[start ENTRIES PROVIDED]

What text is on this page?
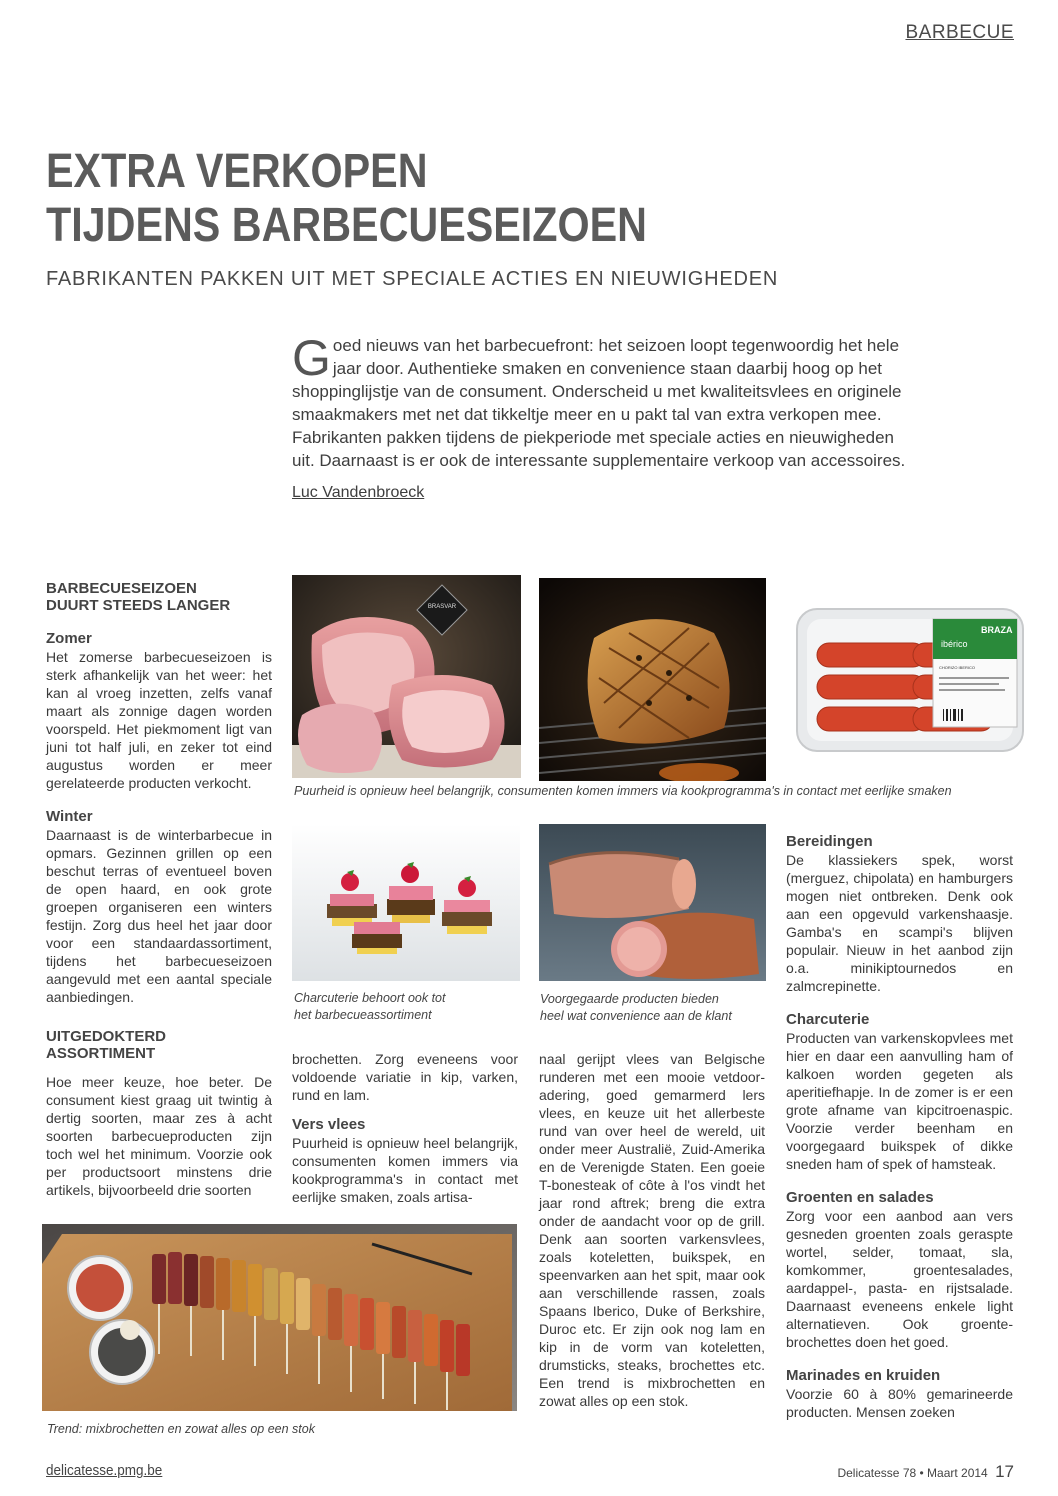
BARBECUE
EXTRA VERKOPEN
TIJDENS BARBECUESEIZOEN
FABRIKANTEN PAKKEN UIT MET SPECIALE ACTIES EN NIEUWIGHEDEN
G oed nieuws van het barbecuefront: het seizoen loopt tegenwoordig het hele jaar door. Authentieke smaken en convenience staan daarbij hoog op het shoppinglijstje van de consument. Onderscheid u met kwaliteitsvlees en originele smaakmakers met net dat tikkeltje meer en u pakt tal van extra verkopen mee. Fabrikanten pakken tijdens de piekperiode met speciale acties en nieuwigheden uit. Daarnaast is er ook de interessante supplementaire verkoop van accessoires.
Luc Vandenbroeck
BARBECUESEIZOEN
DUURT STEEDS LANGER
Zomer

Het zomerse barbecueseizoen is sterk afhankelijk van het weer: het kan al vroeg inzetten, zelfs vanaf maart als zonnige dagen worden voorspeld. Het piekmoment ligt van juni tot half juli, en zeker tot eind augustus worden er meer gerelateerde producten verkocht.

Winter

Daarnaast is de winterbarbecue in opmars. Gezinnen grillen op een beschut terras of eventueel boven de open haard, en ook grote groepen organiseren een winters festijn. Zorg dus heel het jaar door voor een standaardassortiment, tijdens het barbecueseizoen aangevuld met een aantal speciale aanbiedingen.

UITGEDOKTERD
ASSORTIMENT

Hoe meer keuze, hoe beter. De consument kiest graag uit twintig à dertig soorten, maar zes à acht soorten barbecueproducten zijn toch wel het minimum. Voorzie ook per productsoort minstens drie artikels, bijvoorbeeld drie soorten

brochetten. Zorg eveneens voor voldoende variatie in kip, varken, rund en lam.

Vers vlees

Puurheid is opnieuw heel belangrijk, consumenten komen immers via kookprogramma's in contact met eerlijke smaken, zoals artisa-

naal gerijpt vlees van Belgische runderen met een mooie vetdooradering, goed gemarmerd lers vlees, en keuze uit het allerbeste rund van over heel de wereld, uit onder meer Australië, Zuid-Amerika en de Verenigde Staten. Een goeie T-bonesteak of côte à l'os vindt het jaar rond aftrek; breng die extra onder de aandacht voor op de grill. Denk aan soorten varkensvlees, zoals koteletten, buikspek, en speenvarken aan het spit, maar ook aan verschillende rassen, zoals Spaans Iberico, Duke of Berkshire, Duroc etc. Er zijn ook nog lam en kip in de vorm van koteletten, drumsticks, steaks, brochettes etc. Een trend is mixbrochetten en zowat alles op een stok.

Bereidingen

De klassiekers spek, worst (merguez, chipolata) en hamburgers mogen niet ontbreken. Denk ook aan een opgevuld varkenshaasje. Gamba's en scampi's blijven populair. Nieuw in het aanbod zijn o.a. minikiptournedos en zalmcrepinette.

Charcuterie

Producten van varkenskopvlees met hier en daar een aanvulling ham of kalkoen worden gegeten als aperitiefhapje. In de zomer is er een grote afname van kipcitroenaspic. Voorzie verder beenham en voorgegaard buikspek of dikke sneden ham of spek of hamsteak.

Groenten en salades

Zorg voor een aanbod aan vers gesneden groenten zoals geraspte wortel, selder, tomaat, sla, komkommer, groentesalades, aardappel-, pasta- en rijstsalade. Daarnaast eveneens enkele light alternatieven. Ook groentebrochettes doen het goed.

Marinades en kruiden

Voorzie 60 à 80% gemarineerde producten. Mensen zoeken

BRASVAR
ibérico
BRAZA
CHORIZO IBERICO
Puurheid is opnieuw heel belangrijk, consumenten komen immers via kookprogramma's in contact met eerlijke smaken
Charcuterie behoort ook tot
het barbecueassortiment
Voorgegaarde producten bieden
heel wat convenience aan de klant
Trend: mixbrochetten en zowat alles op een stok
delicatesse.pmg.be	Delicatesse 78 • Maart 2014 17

[end ENTRIES PROVIDED]
[start ENTRIES PROVIDED]

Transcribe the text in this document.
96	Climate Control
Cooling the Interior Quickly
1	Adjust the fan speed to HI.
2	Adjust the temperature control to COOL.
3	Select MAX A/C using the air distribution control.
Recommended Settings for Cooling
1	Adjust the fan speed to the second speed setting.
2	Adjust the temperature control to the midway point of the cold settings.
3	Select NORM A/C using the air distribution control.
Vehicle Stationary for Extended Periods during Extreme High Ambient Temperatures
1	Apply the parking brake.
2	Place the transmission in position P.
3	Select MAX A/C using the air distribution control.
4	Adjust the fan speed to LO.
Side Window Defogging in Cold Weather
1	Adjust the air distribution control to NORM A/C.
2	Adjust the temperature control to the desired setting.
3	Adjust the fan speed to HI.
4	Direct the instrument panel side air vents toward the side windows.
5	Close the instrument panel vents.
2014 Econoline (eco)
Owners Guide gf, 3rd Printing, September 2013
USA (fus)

[end ENTRIES PROVIDED]
[start ENTRIES PROVIDED]

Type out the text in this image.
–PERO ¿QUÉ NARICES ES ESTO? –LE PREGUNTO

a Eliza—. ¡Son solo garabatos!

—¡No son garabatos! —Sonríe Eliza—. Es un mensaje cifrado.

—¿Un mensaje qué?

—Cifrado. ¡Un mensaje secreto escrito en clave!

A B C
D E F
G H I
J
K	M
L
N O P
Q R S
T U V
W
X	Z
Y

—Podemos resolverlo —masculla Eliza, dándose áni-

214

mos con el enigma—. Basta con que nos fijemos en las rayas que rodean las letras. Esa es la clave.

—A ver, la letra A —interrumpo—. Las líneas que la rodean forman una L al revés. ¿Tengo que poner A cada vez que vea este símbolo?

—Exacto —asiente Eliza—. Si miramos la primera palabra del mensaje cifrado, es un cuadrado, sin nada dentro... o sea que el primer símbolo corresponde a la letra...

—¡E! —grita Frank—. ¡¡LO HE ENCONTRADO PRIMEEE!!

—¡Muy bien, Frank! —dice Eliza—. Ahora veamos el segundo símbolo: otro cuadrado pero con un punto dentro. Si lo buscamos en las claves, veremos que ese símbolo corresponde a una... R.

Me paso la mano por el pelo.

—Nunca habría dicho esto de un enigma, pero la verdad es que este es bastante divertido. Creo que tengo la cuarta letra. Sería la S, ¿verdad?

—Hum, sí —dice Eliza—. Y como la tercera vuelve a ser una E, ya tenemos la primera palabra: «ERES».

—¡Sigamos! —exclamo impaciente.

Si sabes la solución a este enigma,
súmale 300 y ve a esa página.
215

[end ENTRIES PROVIDED]

For the entries above, count the lines that contain the string "palabra", and state that number without further comment.

2